Top of GIVEN TEXT

Thursday, 21 March 2013

Poetry in the pub and an opera in a warehouse

I still haven’t been to Sadler’s Wells or the Royal Ballet or the Royal Opera House and I can’t remember the last time I saw a play (as in, I literally can’t remember, but I’m vaguely convinced it was 12 months ago give or take six) but London being London, that doesn’t mean we haven’t been out getting cultured.

Last Thursday we joined my friend Jenny for a night of poetry, spoken word and comedy at the Roebuck pub in Borough. It wouldn’t be exaggerating to say that I had to guilt LB into coming along but even he had to admit afterwards that it had been mostly great and only occasionally awkward. The event is called Bang Went the Gun and it has quite the cult following. And for a night of poetry, it was pretty raucous. As the compere said in his opening salvo, this is the poetry event for people who don’t like poetry.

Bottom of GIVEN TEXT
Top of DATASET

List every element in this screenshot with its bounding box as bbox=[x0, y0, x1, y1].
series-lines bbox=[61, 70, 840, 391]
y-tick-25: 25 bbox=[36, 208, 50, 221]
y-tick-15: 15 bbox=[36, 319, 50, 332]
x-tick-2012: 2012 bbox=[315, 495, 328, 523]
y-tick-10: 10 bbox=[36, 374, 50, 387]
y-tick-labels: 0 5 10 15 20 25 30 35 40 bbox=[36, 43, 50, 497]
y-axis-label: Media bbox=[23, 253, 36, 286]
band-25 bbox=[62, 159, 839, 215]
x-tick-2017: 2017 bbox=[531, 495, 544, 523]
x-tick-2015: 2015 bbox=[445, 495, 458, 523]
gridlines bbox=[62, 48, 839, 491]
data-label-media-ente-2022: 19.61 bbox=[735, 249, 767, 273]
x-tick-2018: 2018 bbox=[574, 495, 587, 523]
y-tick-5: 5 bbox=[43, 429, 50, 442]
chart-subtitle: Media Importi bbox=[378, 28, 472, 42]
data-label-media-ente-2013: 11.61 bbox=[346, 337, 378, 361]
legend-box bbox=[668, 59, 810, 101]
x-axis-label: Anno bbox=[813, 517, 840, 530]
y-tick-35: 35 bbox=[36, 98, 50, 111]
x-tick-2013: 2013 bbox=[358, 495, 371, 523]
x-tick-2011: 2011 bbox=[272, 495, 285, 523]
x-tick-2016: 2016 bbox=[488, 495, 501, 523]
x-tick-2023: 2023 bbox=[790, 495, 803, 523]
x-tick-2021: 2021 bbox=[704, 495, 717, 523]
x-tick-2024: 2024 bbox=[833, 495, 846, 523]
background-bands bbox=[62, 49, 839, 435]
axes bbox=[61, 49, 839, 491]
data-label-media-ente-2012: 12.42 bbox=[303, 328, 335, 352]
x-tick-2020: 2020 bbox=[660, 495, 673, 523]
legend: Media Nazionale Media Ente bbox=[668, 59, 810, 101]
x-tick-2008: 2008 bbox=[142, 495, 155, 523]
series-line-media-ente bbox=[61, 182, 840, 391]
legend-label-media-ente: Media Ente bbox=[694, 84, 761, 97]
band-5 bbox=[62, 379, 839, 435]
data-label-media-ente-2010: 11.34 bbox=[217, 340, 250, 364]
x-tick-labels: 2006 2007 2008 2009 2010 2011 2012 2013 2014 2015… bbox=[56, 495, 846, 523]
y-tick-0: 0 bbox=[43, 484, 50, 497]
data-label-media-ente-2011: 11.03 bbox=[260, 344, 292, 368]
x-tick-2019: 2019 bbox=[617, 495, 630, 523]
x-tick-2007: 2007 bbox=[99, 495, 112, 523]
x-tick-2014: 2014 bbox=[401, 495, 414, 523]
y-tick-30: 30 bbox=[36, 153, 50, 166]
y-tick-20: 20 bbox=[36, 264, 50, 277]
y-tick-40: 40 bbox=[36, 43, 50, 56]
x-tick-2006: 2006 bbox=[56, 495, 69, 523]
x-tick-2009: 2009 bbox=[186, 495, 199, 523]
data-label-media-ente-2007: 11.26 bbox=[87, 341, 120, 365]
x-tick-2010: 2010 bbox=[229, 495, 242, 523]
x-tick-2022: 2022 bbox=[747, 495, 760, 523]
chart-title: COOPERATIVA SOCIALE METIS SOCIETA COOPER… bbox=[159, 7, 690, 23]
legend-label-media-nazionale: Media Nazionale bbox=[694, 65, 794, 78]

Bottom of DATASET

▶ [YOUR TASKS]
(A) Could you update the blog post between "Poetry in the" and "don’t like poetry.", inclusive, replacing "raucous" with "lively"?
(B) In the blog post, what is the event at the Roebuck pub called?
The material that comes after the blog post is separate from it.

▶ [REPLIES]
(A)
Poetry in the pub and an opera in a warehouse

I still haven’t been to Sadler’s Wells or the Royal Ballet or the Royal Opera House and I can’t remember the last time I saw a play (as in, I literally can’t remember, but I’m vaguely convinced it was 12 months ago give or take six) but London being London, that doesn’t mean we haven’t been out getting cultured.

Last Thursday we joined my friend Jenny for a night of poetry, spoken word and comedy at the Roebuck pub in Borough. It wouldn’t be exaggerating to say that I had to guilt LB into coming along but even he had to admit afterwards that it had been mostly great and only occasionally awkward. The event is called Bang Went the Gun and it has quite the cult following. And for a night of poetry, it was pretty lively. As the compere said in his opening salvo, this is the poetry event for people who don’t like poetry.

(B) Bang Went the Gun